— START Data shown —

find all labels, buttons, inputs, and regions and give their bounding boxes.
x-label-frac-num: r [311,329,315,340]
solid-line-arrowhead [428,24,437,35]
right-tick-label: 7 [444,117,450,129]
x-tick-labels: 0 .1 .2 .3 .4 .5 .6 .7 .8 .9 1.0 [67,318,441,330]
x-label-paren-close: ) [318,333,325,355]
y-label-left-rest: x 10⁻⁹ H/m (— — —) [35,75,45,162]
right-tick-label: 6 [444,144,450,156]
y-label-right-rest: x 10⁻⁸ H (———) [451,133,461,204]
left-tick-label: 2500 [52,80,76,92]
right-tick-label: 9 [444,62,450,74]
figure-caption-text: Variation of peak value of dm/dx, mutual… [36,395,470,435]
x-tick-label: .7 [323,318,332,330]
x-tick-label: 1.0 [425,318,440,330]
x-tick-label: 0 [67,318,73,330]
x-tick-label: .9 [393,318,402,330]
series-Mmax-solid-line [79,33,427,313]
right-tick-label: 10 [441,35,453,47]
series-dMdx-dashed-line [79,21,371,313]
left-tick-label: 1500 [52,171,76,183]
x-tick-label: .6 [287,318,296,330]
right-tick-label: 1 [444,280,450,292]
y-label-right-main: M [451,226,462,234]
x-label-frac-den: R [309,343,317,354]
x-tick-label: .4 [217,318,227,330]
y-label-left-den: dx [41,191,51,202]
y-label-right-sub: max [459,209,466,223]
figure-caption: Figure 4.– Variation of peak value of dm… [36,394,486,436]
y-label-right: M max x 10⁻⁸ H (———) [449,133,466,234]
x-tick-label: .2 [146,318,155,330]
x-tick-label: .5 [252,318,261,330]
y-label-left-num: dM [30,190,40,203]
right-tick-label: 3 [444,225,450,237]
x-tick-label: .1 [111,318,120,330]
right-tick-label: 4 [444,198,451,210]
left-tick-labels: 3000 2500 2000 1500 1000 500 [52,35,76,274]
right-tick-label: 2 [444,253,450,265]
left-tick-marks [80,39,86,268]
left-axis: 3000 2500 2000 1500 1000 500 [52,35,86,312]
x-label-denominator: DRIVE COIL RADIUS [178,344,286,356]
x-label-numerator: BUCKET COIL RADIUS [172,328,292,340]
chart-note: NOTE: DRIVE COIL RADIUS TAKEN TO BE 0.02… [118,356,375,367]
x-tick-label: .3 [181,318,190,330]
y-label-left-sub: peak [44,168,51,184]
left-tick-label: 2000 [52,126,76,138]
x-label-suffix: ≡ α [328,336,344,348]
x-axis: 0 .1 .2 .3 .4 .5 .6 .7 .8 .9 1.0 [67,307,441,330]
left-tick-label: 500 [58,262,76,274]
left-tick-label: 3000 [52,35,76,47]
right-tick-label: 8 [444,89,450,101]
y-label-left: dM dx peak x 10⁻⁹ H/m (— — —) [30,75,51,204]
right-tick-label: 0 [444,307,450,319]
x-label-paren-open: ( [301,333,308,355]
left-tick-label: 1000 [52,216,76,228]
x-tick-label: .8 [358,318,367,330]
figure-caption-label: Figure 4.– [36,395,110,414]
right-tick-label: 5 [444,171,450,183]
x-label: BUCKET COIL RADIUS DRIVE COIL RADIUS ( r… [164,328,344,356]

— END Data shown —

Work to do: Copy out every line of the entries above without changing anything.

Task answer:
find all labels, buttons, inputs, and regions and give their bounding boxes.
x-label-frac-num: r [311,329,315,340]
solid-line-arrowhead [428,24,437,35]
right-tick-label: 7 [444,117,450,129]
x-tick-labels: 0 .1 .2 .3 .4 .5 .6 .7 .8 .9 1.0 [67,318,441,330]
x-label-paren-close: ) [318,333,325,355]
y-label-left-rest: x 10⁻⁹ H/m (— — —) [35,75,45,162]
right-tick-label: 6 [444,144,450,156]
y-label-right-rest: x 10⁻⁸ H (———) [451,133,461,204]
left-tick-label: 2500 [52,80,76,92]
right-tick-label: 9 [444,62,450,74]
figure-caption-text: Variation of peak value of dm/dx, mutual… [36,395,470,435]
x-tick-label: .7 [323,318,332,330]
x-tick-label: 1.0 [425,318,440,330]
x-tick-label: 0 [67,318,73,330]
x-tick-label: .9 [393,318,402,330]
series-Mmax-solid-line [79,33,427,313]
right-tick-label: 10 [441,35,453,47]
series-dMdx-dashed-line [79,21,371,313]
left-tick-label: 1500 [52,171,76,183]
x-tick-label: .6 [287,318,296,330]
right-tick-label: 1 [444,280,450,292]
y-label-right-main: M [451,226,462,234]
x-label-frac-den: R [309,343,317,354]
x-tick-label: .4 [217,318,227,330]
y-label-left-den: dx [41,191,51,202]
y-label-right-sub: max [459,209,466,223]
figure-caption: Figure 4.– Variation of peak value of dm… [36,394,486,436]
y-label-right: M max x 10⁻⁸ H (———) [449,133,466,234]
x-tick-label: .2 [146,318,155,330]
x-tick-label: .5 [252,318,261,330]
y-label-left-num: dM [30,190,40,203]
right-tick-label: 3 [444,225,450,237]
x-tick-label: .1 [111,318,120,330]
right-tick-label: 4 [444,198,451,210]
left-tick-labels: 3000 2500 2000 1500 1000 500 [52,35,76,274]
right-tick-label: 2 [444,253,450,265]
left-tick-marks [80,39,86,268]
left-axis: 3000 2500 2000 1500 1000 500 [52,35,86,312]
x-label-denominator: DRIVE COIL RADIUS [178,344,286,356]
x-label-numerator: BUCKET COIL RADIUS [172,328,292,340]
chart-note: NOTE: DRIVE COIL RADIUS TAKEN TO BE 0.02… [118,356,375,367]
x-tick-label: .3 [181,318,190,330]
y-label-left-sub: peak [44,168,51,184]
left-tick-label: 2000 [52,126,76,138]
x-label-suffix: ≡ α [328,336,344,348]
x-axis: 0 .1 .2 .3 .4 .5 .6 .7 .8 .9 1.0 [67,307,441,330]
left-tick-label: 500 [58,262,76,274]
left-tick-label: 3000 [52,35,76,47]
right-tick-label: 8 [444,89,450,101]
y-label-left: dM dx peak x 10⁻⁹ H/m (— — —) [30,75,51,204]
right-tick-label: 0 [444,307,450,319]
x-label-paren-open: ( [301,333,308,355]
left-tick-label: 1000 [52,216,76,228]
x-tick-label: .8 [358,318,367,330]
figure-caption-label: Figure 4.– [36,395,110,414]
right-tick-label: 5 [444,171,450,183]
x-label: BUCKET COIL RADIUS DRIVE COIL RADIUS ( r… [164,328,344,356]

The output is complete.